■ Description of the task: Extract the data exactly, missing nothing.

■ Given data:

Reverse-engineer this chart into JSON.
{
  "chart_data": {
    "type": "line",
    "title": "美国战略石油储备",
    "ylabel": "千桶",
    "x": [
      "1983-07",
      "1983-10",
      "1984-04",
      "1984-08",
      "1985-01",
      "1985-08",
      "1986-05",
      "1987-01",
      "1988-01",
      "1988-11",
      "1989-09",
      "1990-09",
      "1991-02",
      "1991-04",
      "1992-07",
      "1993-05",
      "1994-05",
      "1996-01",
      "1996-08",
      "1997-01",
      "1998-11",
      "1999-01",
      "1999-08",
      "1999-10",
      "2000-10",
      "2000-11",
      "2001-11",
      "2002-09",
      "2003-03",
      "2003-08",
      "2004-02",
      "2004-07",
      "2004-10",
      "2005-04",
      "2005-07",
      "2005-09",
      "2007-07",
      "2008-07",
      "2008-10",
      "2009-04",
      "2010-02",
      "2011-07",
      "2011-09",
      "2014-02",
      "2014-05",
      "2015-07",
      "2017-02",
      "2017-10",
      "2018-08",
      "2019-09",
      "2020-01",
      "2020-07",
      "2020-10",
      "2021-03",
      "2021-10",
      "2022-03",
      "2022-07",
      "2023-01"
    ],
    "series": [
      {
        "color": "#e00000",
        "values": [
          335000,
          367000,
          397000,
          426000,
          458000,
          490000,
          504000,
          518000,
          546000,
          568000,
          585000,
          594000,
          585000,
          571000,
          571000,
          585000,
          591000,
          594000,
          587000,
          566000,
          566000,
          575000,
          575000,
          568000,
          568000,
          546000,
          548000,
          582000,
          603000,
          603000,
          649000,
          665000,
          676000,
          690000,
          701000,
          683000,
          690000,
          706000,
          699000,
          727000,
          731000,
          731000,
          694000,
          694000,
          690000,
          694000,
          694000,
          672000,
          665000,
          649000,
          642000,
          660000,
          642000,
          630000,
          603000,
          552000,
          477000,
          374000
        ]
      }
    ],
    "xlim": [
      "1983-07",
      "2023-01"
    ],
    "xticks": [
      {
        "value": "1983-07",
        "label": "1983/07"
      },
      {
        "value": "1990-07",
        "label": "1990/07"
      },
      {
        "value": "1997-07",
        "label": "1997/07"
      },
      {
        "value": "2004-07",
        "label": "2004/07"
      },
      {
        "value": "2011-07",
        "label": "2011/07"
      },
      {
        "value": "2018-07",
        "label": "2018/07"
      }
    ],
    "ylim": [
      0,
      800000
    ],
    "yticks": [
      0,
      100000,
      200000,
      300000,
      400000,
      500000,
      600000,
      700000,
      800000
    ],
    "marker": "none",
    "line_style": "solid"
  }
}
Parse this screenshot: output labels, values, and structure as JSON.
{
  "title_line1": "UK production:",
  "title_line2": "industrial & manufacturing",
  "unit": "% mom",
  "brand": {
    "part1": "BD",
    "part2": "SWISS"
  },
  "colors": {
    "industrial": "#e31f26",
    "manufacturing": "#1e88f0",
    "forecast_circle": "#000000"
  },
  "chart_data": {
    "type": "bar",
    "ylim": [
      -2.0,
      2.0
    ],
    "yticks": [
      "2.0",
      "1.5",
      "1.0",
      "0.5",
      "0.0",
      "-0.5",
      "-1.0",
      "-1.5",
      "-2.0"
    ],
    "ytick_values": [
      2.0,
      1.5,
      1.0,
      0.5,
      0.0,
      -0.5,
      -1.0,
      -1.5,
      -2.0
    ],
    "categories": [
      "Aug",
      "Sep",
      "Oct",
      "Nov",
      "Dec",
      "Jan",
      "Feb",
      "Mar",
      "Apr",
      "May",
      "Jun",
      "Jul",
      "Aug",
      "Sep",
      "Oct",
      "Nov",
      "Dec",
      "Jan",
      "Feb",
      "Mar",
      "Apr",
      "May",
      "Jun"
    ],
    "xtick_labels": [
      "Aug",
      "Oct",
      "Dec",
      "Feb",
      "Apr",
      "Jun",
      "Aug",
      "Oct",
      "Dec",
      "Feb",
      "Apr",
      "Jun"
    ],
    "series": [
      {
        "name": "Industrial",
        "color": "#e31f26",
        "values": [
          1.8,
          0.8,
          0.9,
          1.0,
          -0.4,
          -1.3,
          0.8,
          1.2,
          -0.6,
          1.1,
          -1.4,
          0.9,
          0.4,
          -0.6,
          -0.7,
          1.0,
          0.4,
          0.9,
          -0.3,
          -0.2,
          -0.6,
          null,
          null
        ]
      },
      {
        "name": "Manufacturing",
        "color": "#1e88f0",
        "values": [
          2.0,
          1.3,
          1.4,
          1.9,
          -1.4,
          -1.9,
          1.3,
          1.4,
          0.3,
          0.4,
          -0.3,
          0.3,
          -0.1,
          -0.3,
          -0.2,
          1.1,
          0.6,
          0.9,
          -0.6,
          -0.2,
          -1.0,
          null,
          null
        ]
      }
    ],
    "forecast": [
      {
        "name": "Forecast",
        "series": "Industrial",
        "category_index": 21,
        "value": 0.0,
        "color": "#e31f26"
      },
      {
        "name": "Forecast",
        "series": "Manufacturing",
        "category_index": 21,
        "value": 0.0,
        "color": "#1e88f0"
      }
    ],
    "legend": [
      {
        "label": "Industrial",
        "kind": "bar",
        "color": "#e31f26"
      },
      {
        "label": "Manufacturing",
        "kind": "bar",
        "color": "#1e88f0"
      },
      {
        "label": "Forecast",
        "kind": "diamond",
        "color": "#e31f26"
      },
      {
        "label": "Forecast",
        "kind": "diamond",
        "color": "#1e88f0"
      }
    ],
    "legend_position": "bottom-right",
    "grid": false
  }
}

■ Written answer:
Reverse-engineer this chart into JSON.
{
  "chart_data": {
    "type": "line",
    "title": "美国战略石油储备",
    "ylabel": "千桶",
    "x": [
      "1983-07",
      "1983-10",
      "1984-04",
      "1984-08",
      "1985-01",
      "1985-08",
      "1986-05",
      "1987-01",
      "1988-01",
      "1988-11",
      "1989-09",
      "1990-09",
      "1991-02",
      "1991-04",
      "1992-07",
      "1993-05",
      "1994-05",
      "1996-01",
      "1996-08",
      "1997-01",
      "1998-11",
      "1999-01",
      "1999-08",
      "1999-10",
      "2000-10",
      "2000-11",
      "2001-11",
      "2002-09",
      "2003-03",
      "2003-08",
      "2004-02",
      "2004-07",
      "2004-10",
      "2005-04",
      "2005-07",
      "2005-09",
      "2007-07",
      "2008-07",
      "2008-10",
      "2009-04",
      "2010-02",
      "2011-07",
      "2011-09",
      "2014-02",
      "2014-05",
      "2015-07",
      "2017-02",
      "2017-10",
      "2018-08",
      "2019-09",
      "2020-01",
      "2020-07",
      "2020-10",
      "2021-03",
      "2021-10",
      "2022-03",
      "2022-07",
      "2023-01"
    ],
    "series": [
      {
        "color": "#e00000",
        "values": [
          335000,
          367000,
          397000,
          426000,
          458000,
          490000,
          504000,
          518000,
          546000,
          568000,
          585000,
          594000,
          585000,
          571000,
          571000,
          585000,
          591000,
          594000,
          587000,
          566000,
          566000,
          575000,
          575000,
          568000,
          568000,
          546000,
          548000,
          582000,
          603000,
          603000,
          649000,
          665000,
          676000,
          690000,
          701000,
          683000,
          690000,
          706000,
          699000,
          727000,
          731000,
          731000,
          694000,
          694000,
          690000,
          694000,
          694000,
          672000,
          665000,
          649000,
          642000,
          660000,
          642000,
          630000,
          603000,
          552000,
          477000,
          374000
        ]
      }
    ],
    "xlim": [
      "1983-07",
      "2023-01"
    ],
    "xticks": [
      {
        "value": "1983-07",
        "label": "1983/07"
      },
      {
        "value": "1990-07",
        "label": "1990/07"
      },
      {
        "value": "1997-07",
        "label": "1997/07"
      },
      {
        "value": "2004-07",
        "label": "2004/07"
      },
      {
        "value": "2011-07",
        "label": "2011/07"
      },
      {
        "value": "2018-07",
        "label": "2018/07"
      }
    ],
    "ylim": [
      0,
      800000
    ],
    "yticks": [
      0,
      100000,
      200000,
      300000,
      400000,
      500000,
      600000,
      700000,
      800000
    ],
    "marker": "none",
    "line_style": "solid"
  }
}
Parse this screenshot: output labels, values, and structure as JSON.
{
  "title_line1": "UK production:",
  "title_line2": "industrial & manufacturing",
  "unit": "% mom",
  "brand": {
    "part1": "BD",
    "part2": "SWISS"
  },
  "colors": {
    "industrial": "#e31f26",
    "manufacturing": "#1e88f0",
    "forecast_circle": "#000000"
  },
  "chart_data": {
    "type": "bar",
    "ylim": [
      -2.0,
      2.0
    ],
    "yticks": [
      "2.0",
      "1.5",
      "1.0",
      "0.5",
      "0.0",
      "-0.5",
      "-1.0",
      "-1.5",
      "-2.0"
    ],
    "ytick_values": [
      2.0,
      1.5,
      1.0,
      0.5,
      0.0,
      -0.5,
      -1.0,
      -1.5,
      -2.0
    ],
    "categories": [
      "Aug",
      "Sep",
      "Oct",
      "Nov",
      "Dec",
      "Jan",
      "Feb",
      "Mar",
      "Apr",
      "May",
      "Jun",
      "Jul",
      "Aug",
      "Sep",
      "Oct",
      "Nov",
      "Dec",
      "Jan",
      "Feb",
      "Mar",
      "Apr",
      "May",
      "Jun"
    ],
    "xtick_labels": [
      "Aug",
      "Oct",
      "Dec",
      "Feb",
      "Apr",
      "Jun",
      "Aug",
      "Oct",
      "Dec",
      "Feb",
      "Apr",
      "Jun"
    ],
    "series": [
      {
        "name": "Industrial",
        "color": "#e31f26",
        "values": [
          1.8,
          0.8,
          0.9,
          1.0,
          -0.4,
          -1.3,
          0.8,
          1.2,
          -0.6,
          1.1,
          -1.4,
          0.9,
          0.4,
          -0.6,
          -0.7,
          1.0,
          0.4,
          0.9,
          -0.3,
          -0.2,
          -0.6,
          null,
          null
        ]
      },
      {
        "name": "Manufacturing",
        "color": "#1e88f0",
        "values": [
          2.0,
          1.3,
          1.4,
          1.9,
          -1.4,
          -1.9,
          1.3,
          1.4,
          0.3,
          0.4,
          -0.3,
          0.3,
          -0.1,
          -0.3,
          -0.2,
          1.1,
          0.6,
          0.9,
          -0.6,
          -0.2,
          -1.0,
          null,
          null
        ]
      }
    ],
    "forecast": [
      {
        "name": "Forecast",
        "series": "Industrial",
        "category_index": 21,
        "value": 0.0,
        "color": "#e31f26"
      },
      {
        "name": "Forecast",
        "series": "Manufacturing",
        "category_index": 21,
        "value": 0.0,
        "color": "#1e88f0"
      }
    ],
    "legend": [
      {
        "label": "Industrial",
        "kind": "bar",
        "color": "#e31f26"
      },
      {
        "label": "Manufacturing",
        "kind": "bar",
        "color": "#1e88f0"
      },
      {
        "label": "Forecast",
        "kind": "diamond",
        "color": "#e31f26"
      },
      {
        "label": "Forecast",
        "kind": "diamond",
        "color": "#1e88f0"
      }
    ],
    "legend_position": "bottom-right",
    "grid": false
  }
}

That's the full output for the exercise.